## TASK TO COMPLETE
Look at each line of the records and count those with "text" in them. Please answer with the count alone.

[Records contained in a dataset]
···
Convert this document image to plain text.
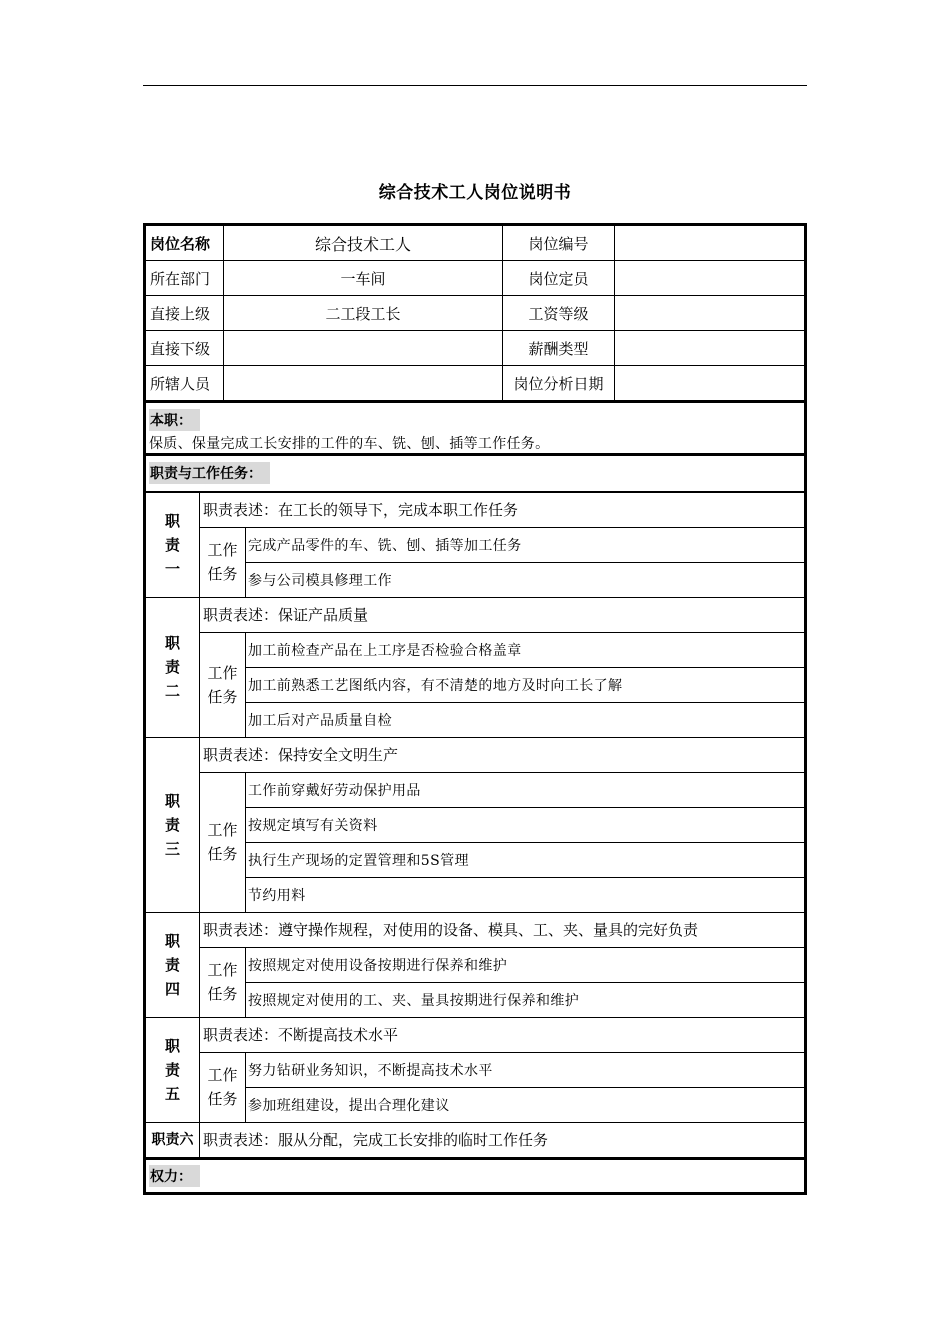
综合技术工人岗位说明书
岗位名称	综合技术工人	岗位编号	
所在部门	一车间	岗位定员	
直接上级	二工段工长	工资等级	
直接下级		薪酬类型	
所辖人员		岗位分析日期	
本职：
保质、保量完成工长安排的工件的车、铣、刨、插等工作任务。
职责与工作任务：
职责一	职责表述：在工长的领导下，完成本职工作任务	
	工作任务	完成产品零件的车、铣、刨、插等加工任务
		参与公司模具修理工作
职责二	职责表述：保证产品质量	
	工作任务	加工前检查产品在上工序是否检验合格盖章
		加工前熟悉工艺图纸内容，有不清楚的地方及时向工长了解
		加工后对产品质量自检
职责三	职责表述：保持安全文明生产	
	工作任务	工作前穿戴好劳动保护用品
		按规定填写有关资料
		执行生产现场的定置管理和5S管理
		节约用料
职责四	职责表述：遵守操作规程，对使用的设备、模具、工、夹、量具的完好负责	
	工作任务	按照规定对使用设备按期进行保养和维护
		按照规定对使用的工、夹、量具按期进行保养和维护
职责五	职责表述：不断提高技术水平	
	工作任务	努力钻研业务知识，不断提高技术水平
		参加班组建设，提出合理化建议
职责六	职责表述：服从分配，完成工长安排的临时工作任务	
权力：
···
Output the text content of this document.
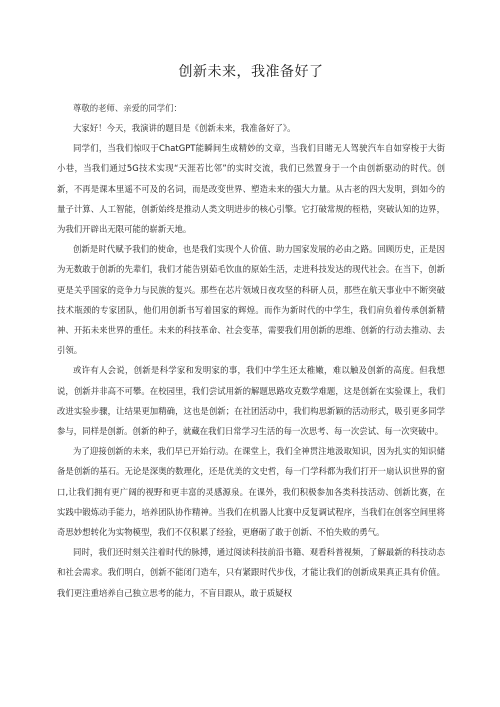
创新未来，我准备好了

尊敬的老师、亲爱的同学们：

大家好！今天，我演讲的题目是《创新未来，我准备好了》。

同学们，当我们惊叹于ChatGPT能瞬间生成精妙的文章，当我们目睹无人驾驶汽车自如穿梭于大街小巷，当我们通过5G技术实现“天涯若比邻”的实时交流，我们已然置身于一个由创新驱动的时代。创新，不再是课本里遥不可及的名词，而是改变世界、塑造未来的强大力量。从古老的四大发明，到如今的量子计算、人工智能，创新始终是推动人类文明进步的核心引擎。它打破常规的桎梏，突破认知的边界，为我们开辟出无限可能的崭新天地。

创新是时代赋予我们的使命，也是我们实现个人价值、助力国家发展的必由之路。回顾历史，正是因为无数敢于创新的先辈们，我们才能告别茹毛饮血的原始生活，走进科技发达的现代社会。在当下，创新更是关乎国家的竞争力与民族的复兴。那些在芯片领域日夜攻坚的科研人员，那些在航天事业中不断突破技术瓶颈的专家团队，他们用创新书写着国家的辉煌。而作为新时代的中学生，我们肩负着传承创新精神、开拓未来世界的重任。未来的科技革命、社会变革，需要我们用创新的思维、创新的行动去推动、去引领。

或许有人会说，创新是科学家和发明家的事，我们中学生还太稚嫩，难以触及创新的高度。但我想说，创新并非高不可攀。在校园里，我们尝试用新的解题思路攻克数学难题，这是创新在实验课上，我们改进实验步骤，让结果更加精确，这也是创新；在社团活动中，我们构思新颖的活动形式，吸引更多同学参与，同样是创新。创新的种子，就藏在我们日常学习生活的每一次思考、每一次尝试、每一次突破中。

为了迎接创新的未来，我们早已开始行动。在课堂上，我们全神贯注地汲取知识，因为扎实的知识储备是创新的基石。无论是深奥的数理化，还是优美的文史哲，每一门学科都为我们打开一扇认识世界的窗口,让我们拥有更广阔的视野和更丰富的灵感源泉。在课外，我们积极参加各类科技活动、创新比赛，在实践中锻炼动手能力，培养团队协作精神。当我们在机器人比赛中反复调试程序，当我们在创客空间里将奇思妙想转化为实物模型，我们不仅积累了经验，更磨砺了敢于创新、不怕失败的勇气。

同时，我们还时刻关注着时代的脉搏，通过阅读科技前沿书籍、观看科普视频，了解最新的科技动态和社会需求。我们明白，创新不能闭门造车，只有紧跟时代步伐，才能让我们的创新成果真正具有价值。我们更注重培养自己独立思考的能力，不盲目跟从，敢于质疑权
···
## EXERCISE SOLUTION
2